Repeat every record below exactly, but leave out any pictures.

## START Data to process

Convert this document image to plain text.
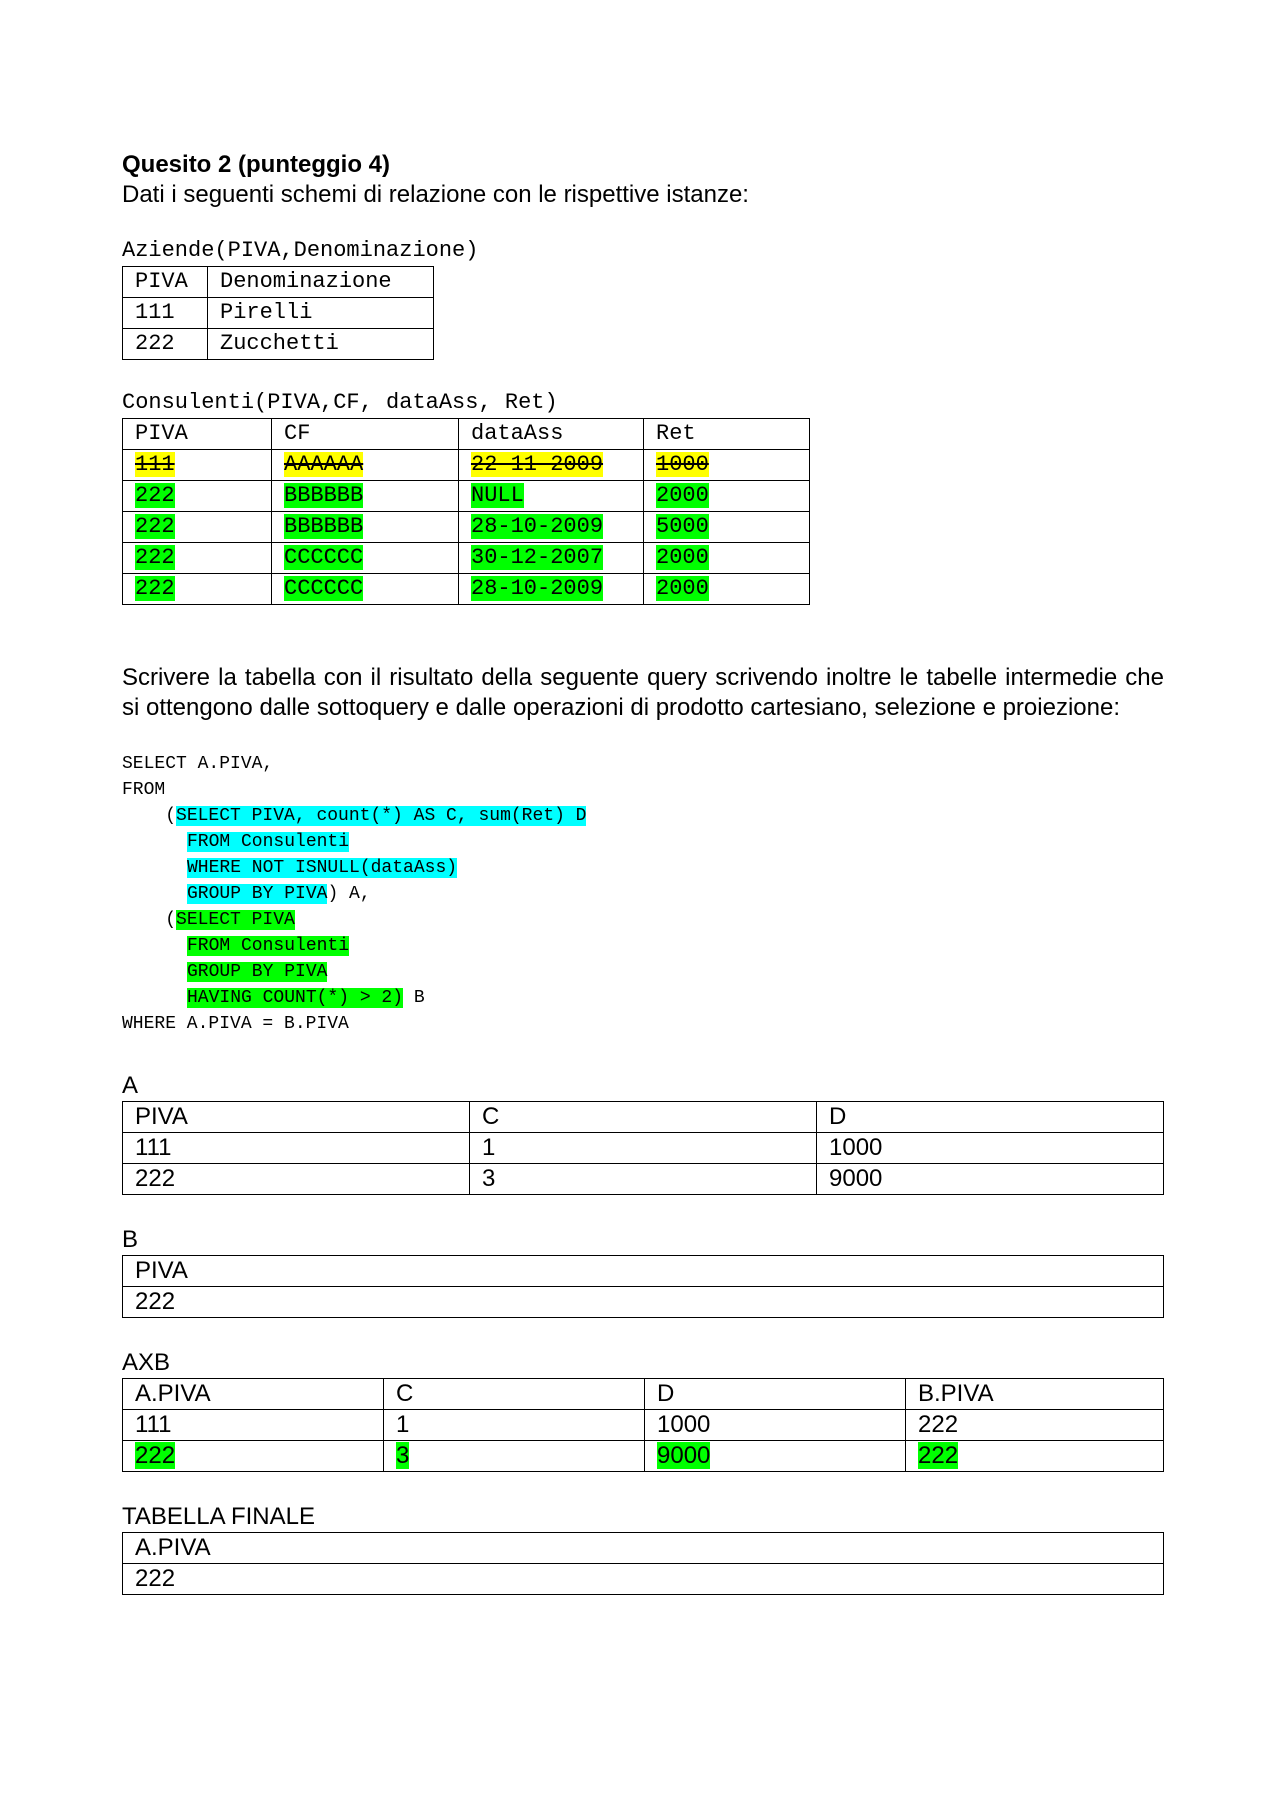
Quesito 2 (punteggio 4)

Dati i seguenti schemi di relazione con le rispettive istanze:

Aziende(PIVA,Denominazione)

PIVA	Denominazione
111	Pirelli
222	Zucchetti

Consulenti(PIVA,CF, dataAss, Ret)

PIVA	CF	dataAss	Ret
111	AAAAAA	22-11-2009	1000
222	BBBBBB	NULL	2000
222	BBBBBB	28-10-2009	5000
222	CCCCCC	30-12-2007	2000
222	CCCCCC	28-10-2009	2000

Scrivere la tabella con il risultato della seguente query scrivendo inoltre le tabelle intermedie che si ottengono dalle sottoquery e dalle operazioni di prodotto cartesiano, selezione e proiezione:

SELECT A.PIVA,
FROM
(SELECT PIVA, count(*) AS C, sum(Ret) D
FROM Consulenti
WHERE NOT ISNULL(dataAss)
GROUP BY PIVA) A,
(SELECT PIVA
FROM Consulenti
GROUP BY PIVA
HAVING COUNT(*) > 2) B
WHERE A.PIVA = B.PIVA

A

PIVA	C	D
111	1	1000
222	3	9000

B

PIVA
222

AXB

A.PIVA	C	D	B.PIVA
111	1	1000	222
222	3	9000	222

TABELLA FINALE

A.PIVA
222
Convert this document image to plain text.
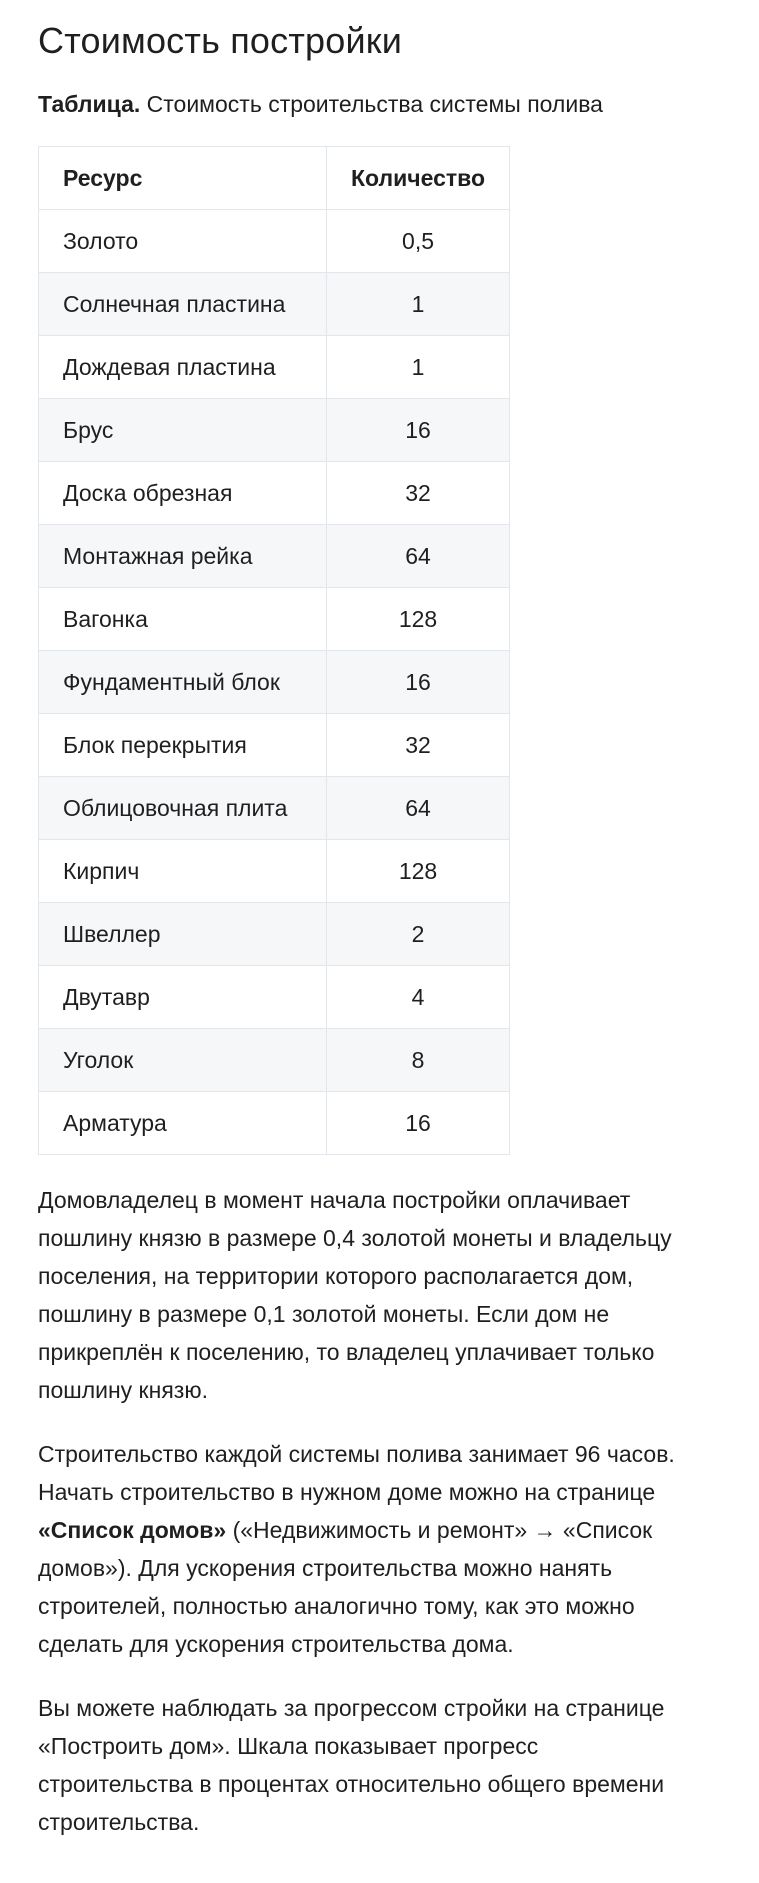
Стоимость постройки

Таблица. Стоимость строительства системы полива

Ресурс	Количество
Золото	0,5
Солнечная пластина	1
Дождевая пластина	1
Брус	16
Доска обрезная	32
Монтажная рейка	64
Вагонка	128
Фундаментный блок	16
Блок перекрытия	32
Облицовочная плита	64
Кирпич	128
Швеллер	2
Двутавр	4
Уголок	8
Арматура	16

Домовладелец в момент начала постройки оплачивает пошлину князю в размере 0,4 золотой монеты и владельцу поселения, на территории которого располагается дом, пошлину в размере 0,1 золотой монеты. Если дом не прикреплён к поселению, то владелец уплачивает только пошлину князю.

Строительство каждой системы полива занимает 96 часов. Начать строительство в нужном доме можно на странице «Список домов» («Недвижимость и ремонт» → «Список домов»). Для ускорения строительства можно нанять строителей, полностью аналогично тому, как это можно сделать для ускорения строительства дома.

Вы можете наблюдать за прогрессом стройки на странице «Построить дом». Шкала показывает прогресс строительства в процентах относительно общего времени строительства.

## END Data to process

The answer:
Convert this document image to plain text.
Quesito 2 (punteggio 4)

Dati i seguenti schemi di relazione con le rispettive istanze:

Aziende(PIVA,Denominazione)

PIVA	Denominazione
111	Pirelli
222	Zucchetti

Consulenti(PIVA,CF, dataAss, Ret)

PIVA	CF	dataAss	Ret
111	AAAAAA	22-11-2009	1000
222	BBBBBB	NULL	2000
222	BBBBBB	28-10-2009	5000
222	CCCCCC	30-12-2007	2000
222	CCCCCC	28-10-2009	2000

Scrivere la tabella con il risultato della seguente query scrivendo inoltre le tabelle intermedie che si ottengono dalle sottoquery e dalle operazioni di prodotto cartesiano, selezione e proiezione:

SELECT A.PIVA,
FROM
(SELECT PIVA, count(*) AS C, sum(Ret) D
FROM Consulenti
WHERE NOT ISNULL(dataAss)
GROUP BY PIVA) A,
(SELECT PIVA
FROM Consulenti
GROUP BY PIVA
HAVING COUNT(*) > 2) B
WHERE A.PIVA = B.PIVA

A

PIVA	C	D
111	1	1000
222	3	9000

B

PIVA
222

AXB

A.PIVA	C	D	B.PIVA
111	1	1000	222
222	3	9000	222

TABELLA FINALE

A.PIVA
222
Convert this document image to plain text.
Стоимость постройки

Таблица. Стоимость строительства системы полива

Ресурс	Количество
Золото	0,5
Солнечная пластина	1
Дождевая пластина	1
Брус	16
Доска обрезная	32
Монтажная рейка	64
Вагонка	128
Фундаментный блок	16
Блок перекрытия	32
Облицовочная плита	64
Кирпич	128
Швеллер	2
Двутавр	4
Уголок	8
Арматура	16

Домовладелец в момент начала постройки оплачивает пошлину князю в размере 0,4 золотой монеты и владельцу поселения, на территории которого располагается дом, пошлину в размере 0,1 золотой монеты. Если дом не прикреплён к поселению, то владелец уплачивает только пошлину князю.

Строительство каждой системы полива занимает 96 часов. Начать строительство в нужном доме можно на странице «Список домов» («Недвижимость и ремонт» → «Список домов»). Для ускорения строительства можно нанять строителей, полностью аналогично тому, как это можно сделать для ускорения строительства дома.

Вы можете наблюдать за прогрессом стройки на странице «Построить дом». Шкала показывает прогресс строительства в процентах относительно общего времени строительства.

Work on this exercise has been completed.